(Dataset rows for document pages)
# # # #

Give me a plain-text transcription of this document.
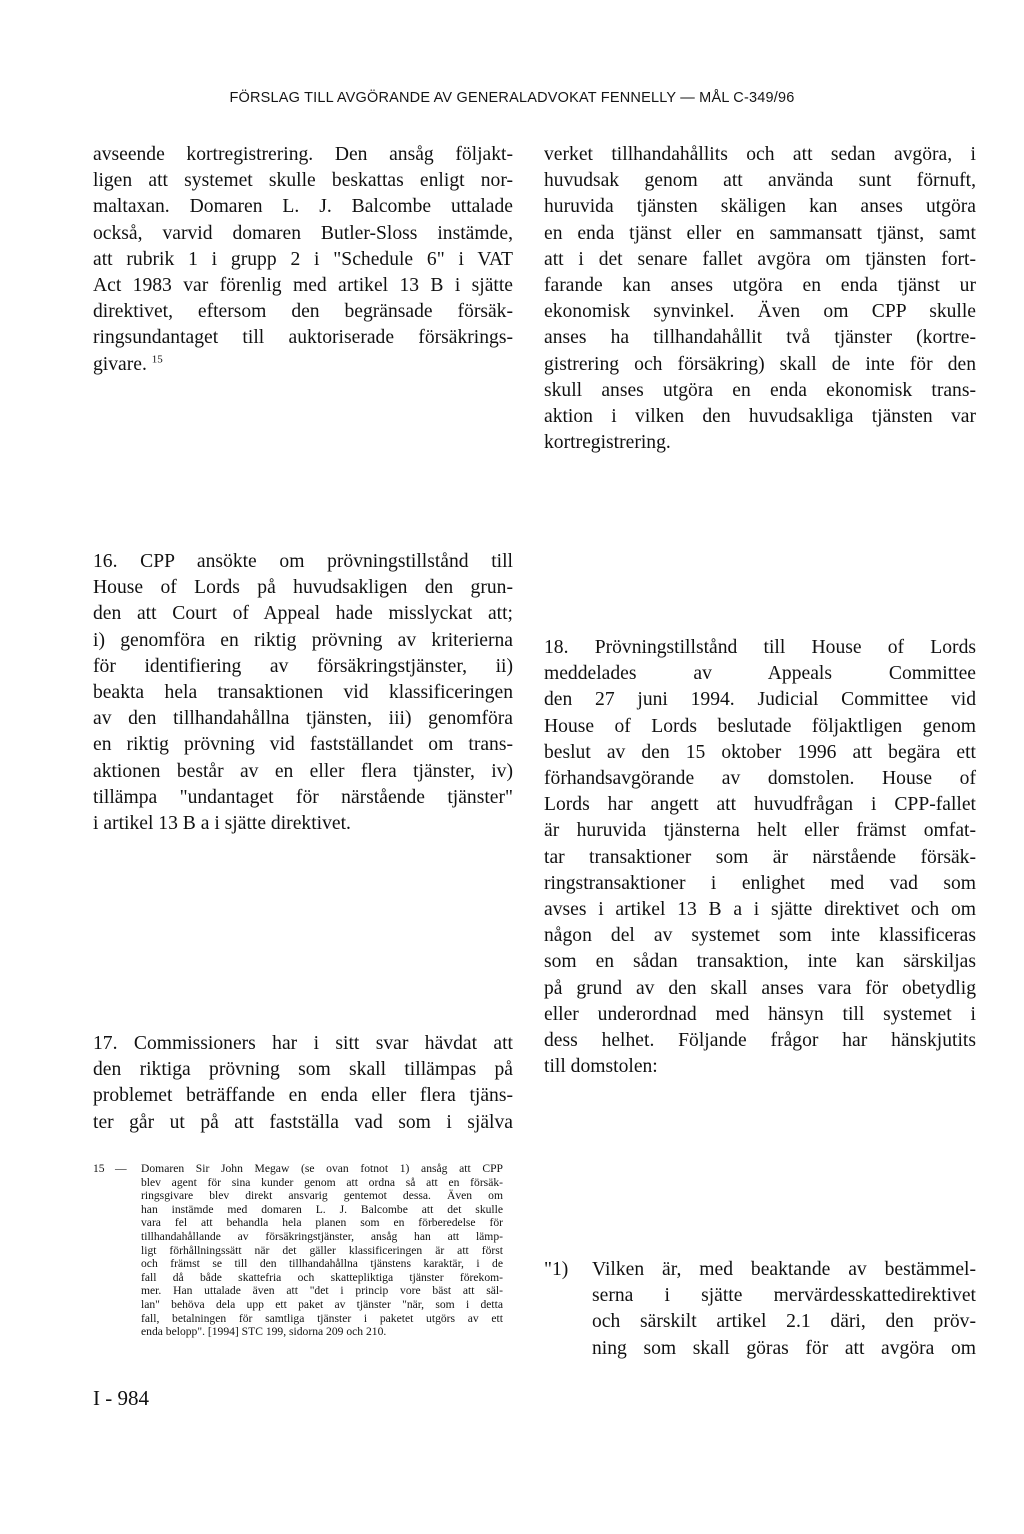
FÖRSLAG TILL AVGÖRANDE AV GENERALADVOKAT FENNELLY — MÅL C-349/96
avseende kortregistrering. Den ansåg följakt-
ligen att systemet skulle beskattas enligt nor-
maltaxan. Domaren L. J. Balcombe uttalade
också, varvid domaren Butler-Sloss instämde,
att rubrik 1 i grupp 2 i "Schedule 6" i VAT
Act 1983 var förenlig med artikel 13 B i sjätte
direktivet, eftersom den begränsade försäk-
ringsundantaget till auktoriserade försäkrings-
givare. $^{15}$
verket tillhandahållits och att sedan avgöra, i
huvudsak genom att använda sunt förnuft,
huruvida tjänsten skäligen kan anses utgöra
en enda tjänst eller en sammansatt tjänst, samt
att i det senare fallet avgöra om tjänsten fort-
farande kan anses utgöra en enda tjänst ur
ekonomisk synvinkel. Även om CPP skulle
anses ha tillhandahållit två tjänster (kortre-
gistrering och försäkring) skall de inte för den
skull anses utgöra en enda ekonomisk trans-
aktion i vilken den huvudsakliga tjänsten var
kortregistrering.
16. CPP ansökte om prövningstillstånd till
House of Lords på huvudsakligen den grun-
den att Court of Appeal hade misslyckat att;
i) genomföra en riktig prövning av kriterierna
för identifiering av försäkringstjänster, ii)
beakta hela transaktionen vid klassificeringen
av den tillhandahållna tjänsten, iii) genomföra
en riktig prövning vid fastställandet om trans-
aktionen består av en eller flera tjänster, iv)
tillämpa "undantaget för närstående tjänster"
i artikel 13 B a i sjätte direktivet.
18. Prövningstillstånd till House of Lords
meddelades av Appeals Committee
den 27 juni 1994. Judicial Committee vid
House of Lords beslutade följaktligen genom
beslut av den 15 oktober 1996 att begära ett
förhandsavgörande av domstolen. House of
Lords har angett att huvudfrågan i CPP-fallet
är huruvida tjänsterna helt eller främst omfat-
tar transaktioner som är närstående försäk-
ringstransaktioner i enlighet med vad som
avses i artikel 13 B a i sjätte direktivet och om
någon del av systemet som inte klassificeras
som en sådan transaktion, inte kan särskiljas
på grund av den skall anses vara för obetydlig
eller underordnad med hänsyn till systemet i
dess helhet. Följande frågor har hänskjutits
till domstolen:
17. Commissioners har i sitt svar hävdat att
den riktiga prövning som skall tillämpas på
problemet beträffande en enda eller flera tjäns-
ter går ut på att fastställa vad som i själva
15 — Domaren Sir John Megaw (se ovan fotnot 1) ansåg att CPP
blev agent för sina kunder genom att ordna så att en försäk-
ringsgivare blev direkt ansvarig gentemot dessa. Även om
han instämde med domaren L. J. Balcombe att det skulle
vara fel att behandla hela planen som en förberedelse för
tillhandahållande av försäkringstjänster, ansåg han att lämp-
ligt förhållningssätt när det gäller klassificeringen är att först
och främst se till den tillhandahållna tjänstens karaktär, i de
fall då både skattefria och skattepliktiga tjänster förekom-
mer. Han uttalade även att "det i princip vore bäst att säl-
lan" behöva dela upp ett paket av tjänster "när, som i detta
fall, betalningen för samtliga tjänster i paketet utgörs av ett
enda belopp". [1994] STC 199, sidorna 209 och 210.
"1) Vilken är, med beaktande av bestämmel-
serna i sjätte mervärdesskattedirektivet
och särskilt artikel 2.1 däri, den pröv-
ning som skall göras för att avgöra om
I - 984
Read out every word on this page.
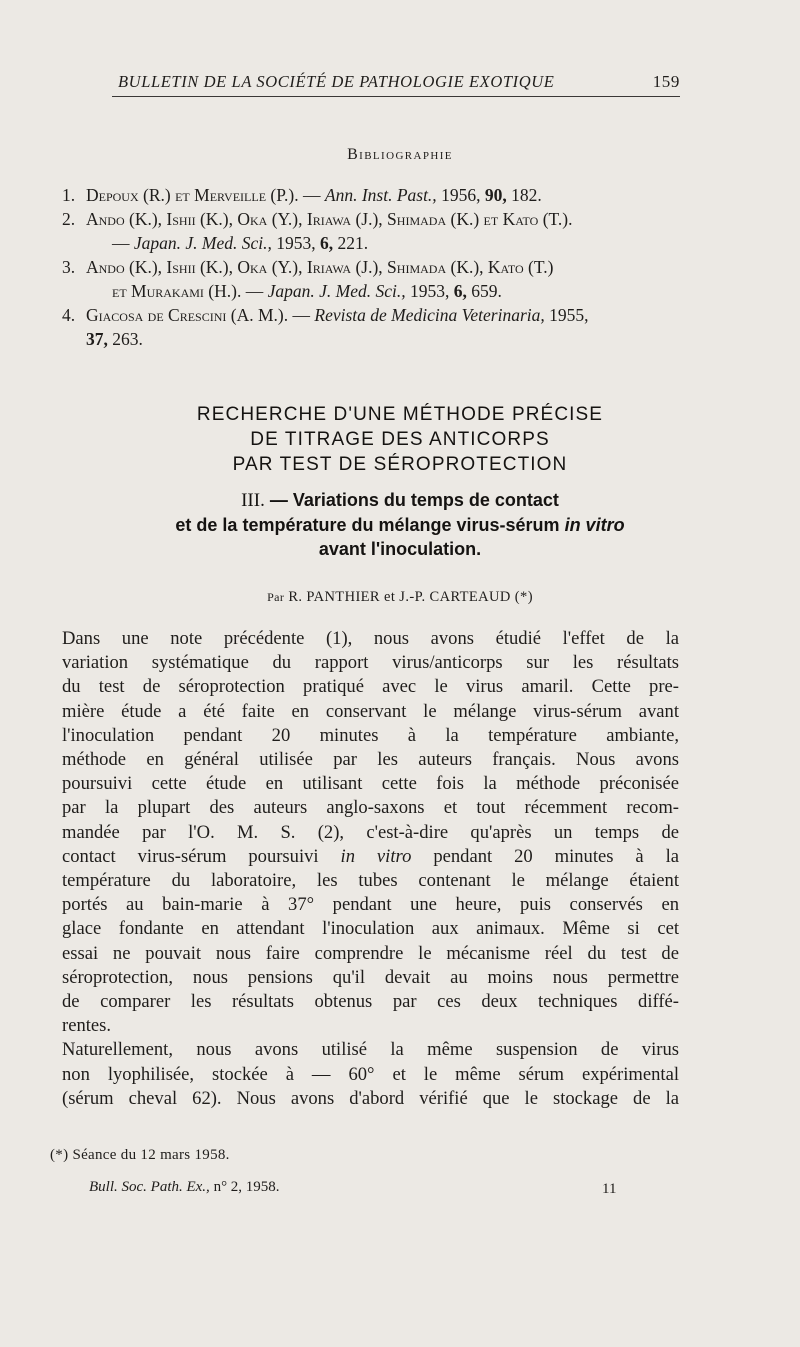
BULLETIN DE LA SOCIÉTÉ DE PATHOLOGIE EXOTIQUE	159
Bibliographie
1. Depoux (R.) et Merveille (P.). — Ann. Inst. Past., 1956, 90, 182.
2. Ando (K.), Ishii (K.), Oka (Y.), Iriawa (J.), Shimada (K.) et Kato (T.).
— Japan. J. Med. Sci., 1953, 6, 221.
3. Ando (K.), Ishii (K.), Oka (Y.), Iriawa (J.), Shimada (K.), Kato (T.)
et Murakami (H.). — Japan. J. Med. Sci., 1953, 6, 659.
4. Giacosa de Crescini (A. M.). — Revista de Medicina Veterinaria, 1955,
37, 263.
RECHERCHE D'UNE MÉTHODE PRÉCISE
DE TITRAGE DES ANTICORPS
PAR TEST DE SÉROPROTECTION
III. — Variations du temps de contact
et de la température du mélange virus-sérum in vitro
avant l'inoculation.
Par R. PANTHIER et J.-P. CARTEAUD (*)
Dans une note précédente (1), nous avons étudié l'effet de la
variation systématique du rapport virus/anticorps sur les résultats
du test de séroprotection pratiqué avec le virus amaril. Cette pre-
mière étude a été faite en conservant le mélange virus-sérum avant
l'inoculation pendant 20 minutes à la température ambiante,
méthode en général utilisée par les auteurs français. Nous avons
poursuivi cette étude en utilisant cette fois la méthode préconisée
par la plupart des auteurs anglo-saxons et tout récemment recom-
mandée par l'O. M. S. (2), c'est-à-dire qu'après un temps de
contact virus-sérum poursuivi in vitro pendant 20 minutes à la
température du laboratoire, les tubes contenant le mélange étaient
portés au bain-marie à 37° pendant une heure, puis conservés en
glace fondante en attendant l'inoculation aux animaux. Même si cet
essai ne pouvait nous faire comprendre le mécanisme réel du test de
séroprotection, nous pensions qu'il devait au moins nous permettre
de comparer les résultats obtenus par ces deux techniques diffé-
rentes.
Naturellement, nous avons utilisé la même suspension de virus
non lyophilisée, stockée à — 60° et le même sérum expérimental
(sérum cheval 62). Nous avons d'abord vérifié que le stockage de la
(*) Séance du 12 mars 1958.
Bull. Soc. Path. Ex., n° 2, 1958.	11
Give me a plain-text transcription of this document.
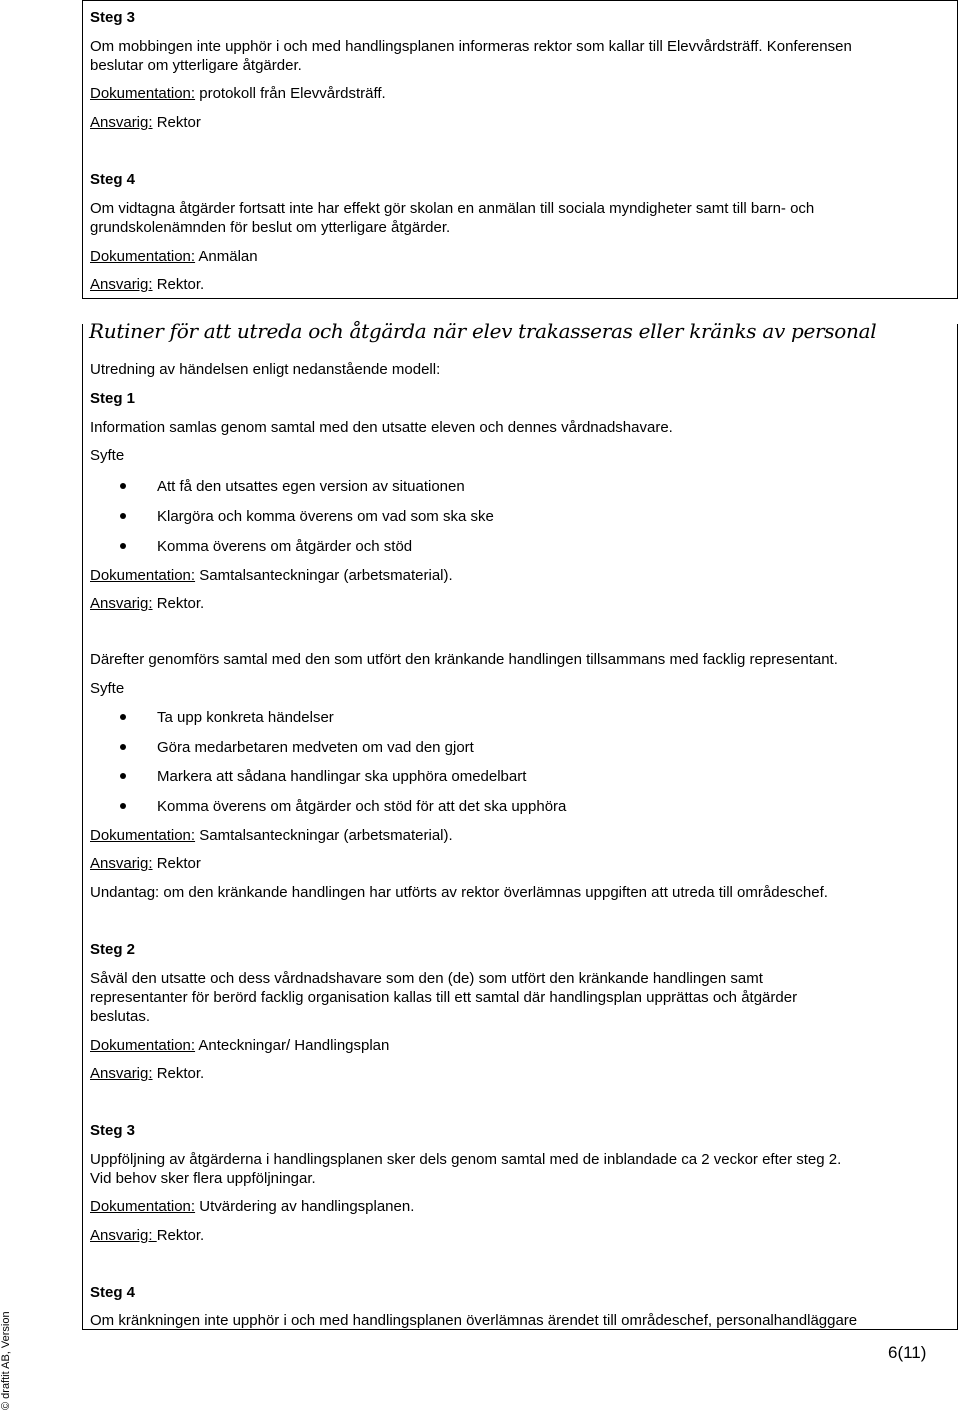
Steg 3
Om mobbingen inte upphör i och med handlingsplanen informeras rektor som kallar till Elevvårdsträff. Konferensen
beslutar om ytterligare åtgärder.
Dokumentation: protokoll från Elevvårdsträff.
Ansvarig: Rektor
Steg 4
Om vidtagna åtgärder fortsatt inte har effekt gör skolan en anmälan till sociala myndigheter samt till barn- och
grundskolenämnden för beslut om ytterligare åtgärder.
Dokumentation: Anmälan
Ansvarig: Rektor.
Rutiner för att utreda och åtgärda när elev trakasseras eller kränks av personal
Utredning av händelsen enligt nedanstående modell:
Steg 1
Information samlas genom samtal med den utsatte eleven och dennes vårdnadshavare.
Syfte
Att få den utsattes egen version av situationen
Klargöra och komma överens om vad som ska ske
Komma överens om åtgärder och stöd
Dokumentation: Samtalsanteckningar (arbetsmaterial).
Ansvarig: Rektor.
Därefter genomförs samtal med den som utfört den kränkande handlingen tillsammans med facklig representant.
Syfte
Ta upp konkreta händelser
Göra medarbetaren medveten om vad den gjort
Markera att sådana handlingar ska upphöra omedelbart
Komma överens om åtgärder och stöd för att det ska upphöra
Dokumentation: Samtalsanteckningar (arbetsmaterial).
Ansvarig: Rektor
Undantag: om den kränkande handlingen har utförts av rektor överlämnas uppgiften att utreda till områdeschef.
Steg 2
Såväl den utsatte och dess vårdnadshavare som den (de) som utfört den kränkande handlingen samt
representanter för berörd facklig organisation kallas till ett samtal där handlingsplan upprättas och åtgärder
beslutas.
Dokumentation: Anteckningar/ Handlingsplan
Ansvarig: Rektor.
Steg 3
Uppföljning av åtgärderna i handlingsplanen sker dels genom samtal med de inblandade ca 2 veckor efter steg 2.
Vid behov sker flera uppföljningar.
Dokumentation: Utvärdering av handlingsplanen.
Ansvarig: Rektor.
Steg 4
Om kränkningen inte upphör i och med handlingsplanen överlämnas ärendet till områdeschef, personalhandläggare
6(11)
© draftit AB, Version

# # # #

• Problem: Quote the records in full and exactly; skip any image.

• Result:
Give me a plain-text transcription of this document.
FÖRSLAG TILL AVGÖRANDE AV GENERALADVOKAT FENNELLY — MÅL C-349/96
avseende kortregistrering. Den ansåg följakt-
ligen att systemet skulle beskattas enligt nor-
maltaxan. Domaren L. J. Balcombe uttalade
också, varvid domaren Butler-Sloss instämde,
att rubrik 1 i grupp 2 i "Schedule 6" i VAT
Act 1983 var förenlig med artikel 13 B i sjätte
direktivet, eftersom den begränsade försäk-
ringsundantaget till auktoriserade försäkrings-
givare. $^{15}$
verket tillhandahållits och att sedan avgöra, i
huvudsak genom att använda sunt förnuft,
huruvida tjänsten skäligen kan anses utgöra
en enda tjänst eller en sammansatt tjänst, samt
att i det senare fallet avgöra om tjänsten fort-
farande kan anses utgöra en enda tjänst ur
ekonomisk synvinkel. Även om CPP skulle
anses ha tillhandahållit två tjänster (kortre-
gistrering och försäkring) skall de inte för den
skull anses utgöra en enda ekonomisk trans-
aktion i vilken den huvudsakliga tjänsten var
kortregistrering.
16. CPP ansökte om prövningstillstånd till
House of Lords på huvudsakligen den grun-
den att Court of Appeal hade misslyckat att;
i) genomföra en riktig prövning av kriterierna
för identifiering av försäkringstjänster, ii)
beakta hela transaktionen vid klassificeringen
av den tillhandahållna tjänsten, iii) genomföra
en riktig prövning vid fastställandet om trans-
aktionen består av en eller flera tjänster, iv)
tillämpa "undantaget för närstående tjänster"
i artikel 13 B a i sjätte direktivet.
18. Prövningstillstånd till House of Lords
meddelades av Appeals Committee
den 27 juni 1994. Judicial Committee vid
House of Lords beslutade följaktligen genom
beslut av den 15 oktober 1996 att begära ett
förhandsavgörande av domstolen. House of
Lords har angett att huvudfrågan i CPP-fallet
är huruvida tjänsterna helt eller främst omfat-
tar transaktioner som är närstående försäk-
ringstransaktioner i enlighet med vad som
avses i artikel 13 B a i sjätte direktivet och om
någon del av systemet som inte klassificeras
som en sådan transaktion, inte kan särskiljas
på grund av den skall anses vara för obetydlig
eller underordnad med hänsyn till systemet i
dess helhet. Följande frågor har hänskjutits
till domstolen:
17. Commissioners har i sitt svar hävdat att
den riktiga prövning som skall tillämpas på
problemet beträffande en enda eller flera tjäns-
ter går ut på att fastställa vad som i själva
15 — Domaren Sir John Megaw (se ovan fotnot 1) ansåg att CPP
blev agent för sina kunder genom att ordna så att en försäk-
ringsgivare blev direkt ansvarig gentemot dessa. Även om
han instämde med domaren L. J. Balcombe att det skulle
vara fel att behandla hela planen som en förberedelse för
tillhandahållande av försäkringstjänster, ansåg han att lämp-
ligt förhållningssätt när det gäller klassificeringen är att först
och främst se till den tillhandahållna tjänstens karaktär, i de
fall då både skattefria och skattepliktiga tjänster förekom-
mer. Han uttalade även att "det i princip vore bäst att säl-
lan" behöva dela upp ett paket av tjänster "när, som i detta
fall, betalningen för samtliga tjänster i paketet utgörs av ett
enda belopp". [1994] STC 199, sidorna 209 och 210.
"1) Vilken är, med beaktande av bestämmel-
serna i sjätte mervärdesskattedirektivet
och särskilt artikel 2.1 däri, den pröv-
ning som skall göras för att avgöra om
I - 984
Read out every word on this page.
BULLETIN DE LA SOCIÉTÉ DE PATHOLOGIE EXOTIQUE	159
Bibliographie
1. Depoux (R.) et Merveille (P.). — Ann. Inst. Past., 1956, 90, 182.
2. Ando (K.), Ishii (K.), Oka (Y.), Iriawa (J.), Shimada (K.) et Kato (T.).
— Japan. J. Med. Sci., 1953, 6, 221.
3. Ando (K.), Ishii (K.), Oka (Y.), Iriawa (J.), Shimada (K.), Kato (T.)
et Murakami (H.). — Japan. J. Med. Sci., 1953, 6, 659.
4. Giacosa de Crescini (A. M.). — Revista de Medicina Veterinaria, 1955,
37, 263.
RECHERCHE D'UNE MÉTHODE PRÉCISE
DE TITRAGE DES ANTICORPS
PAR TEST DE SÉROPROTECTION
III. — Variations du temps de contact
et de la température du mélange virus-sérum in vitro
avant l'inoculation.
Par R. PANTHIER et J.-P. CARTEAUD (*)
Dans une note précédente (1), nous avons étudié l'effet de la
variation systématique du rapport virus/anticorps sur les résultats
du test de séroprotection pratiqué avec le virus amaril. Cette pre-
mière étude a été faite en conservant le mélange virus-sérum avant
l'inoculation pendant 20 minutes à la température ambiante,
méthode en général utilisée par les auteurs français. Nous avons
poursuivi cette étude en utilisant cette fois la méthode préconisée
par la plupart des auteurs anglo-saxons et tout récemment recom-
mandée par l'O. M. S. (2), c'est-à-dire qu'après un temps de
contact virus-sérum poursuivi in vitro pendant 20 minutes à la
température du laboratoire, les tubes contenant le mélange étaient
portés au bain-marie à 37° pendant une heure, puis conservés en
glace fondante en attendant l'inoculation aux animaux. Même si cet
essai ne pouvait nous faire comprendre le mécanisme réel du test de
séroprotection, nous pensions qu'il devait au moins nous permettre
de comparer les résultats obtenus par ces deux techniques diffé-
rentes.
Naturellement, nous avons utilisé la même suspension de virus
non lyophilisée, stockée à — 60° et le même sérum expérimental
(sérum cheval 62). Nous avons d'abord vérifié que le stockage de la
(*) Séance du 12 mars 1958.
Bull. Soc. Path. Ex., n° 2, 1958.	11
Give me a plain-text transcription of this document.
Steg 3
Om mobbingen inte upphör i och med handlingsplanen informeras rektor som kallar till Elevvårdsträff. Konferensen
beslutar om ytterligare åtgärder.
Dokumentation: protokoll från Elevvårdsträff.
Ansvarig: Rektor
Steg 4
Om vidtagna åtgärder fortsatt inte har effekt gör skolan en anmälan till sociala myndigheter samt till barn- och
grundskolenämnden för beslut om ytterligare åtgärder.
Dokumentation: Anmälan
Ansvarig: Rektor.
Rutiner för att utreda och åtgärda när elev trakasseras eller kränks av personal
Utredning av händelsen enligt nedanstående modell:
Steg 1
Information samlas genom samtal med den utsatte eleven och dennes vårdnadshavare.
Syfte
Att få den utsattes egen version av situationen
Klargöra och komma överens om vad som ska ske
Komma överens om åtgärder och stöd
Dokumentation: Samtalsanteckningar (arbetsmaterial).
Ansvarig: Rektor.
Därefter genomförs samtal med den som utfört den kränkande handlingen tillsammans med facklig representant.
Syfte
Ta upp konkreta händelser
Göra medarbetaren medveten om vad den gjort
Markera att sådana handlingar ska upphöra omedelbart
Komma överens om åtgärder och stöd för att det ska upphöra
Dokumentation: Samtalsanteckningar (arbetsmaterial).
Ansvarig: Rektor
Undantag: om den kränkande handlingen har utförts av rektor överlämnas uppgiften att utreda till områdeschef.
Steg 2
Såväl den utsatte och dess vårdnadshavare som den (de) som utfört den kränkande handlingen samt
representanter för berörd facklig organisation kallas till ett samtal där handlingsplan upprättas och åtgärder
beslutas.
Dokumentation: Anteckningar/ Handlingsplan
Ansvarig: Rektor.
Steg 3
Uppföljning av åtgärderna i handlingsplanen sker dels genom samtal med de inblandade ca 2 veckor efter steg 2.
Vid behov sker flera uppföljningar.
Dokumentation: Utvärdering av handlingsplanen.
Ansvarig: Rektor.
Steg 4
Om kränkningen inte upphör i och med handlingsplanen överlämnas ärendet till områdeschef, personalhandläggare
6(11)
© draftit AB, Version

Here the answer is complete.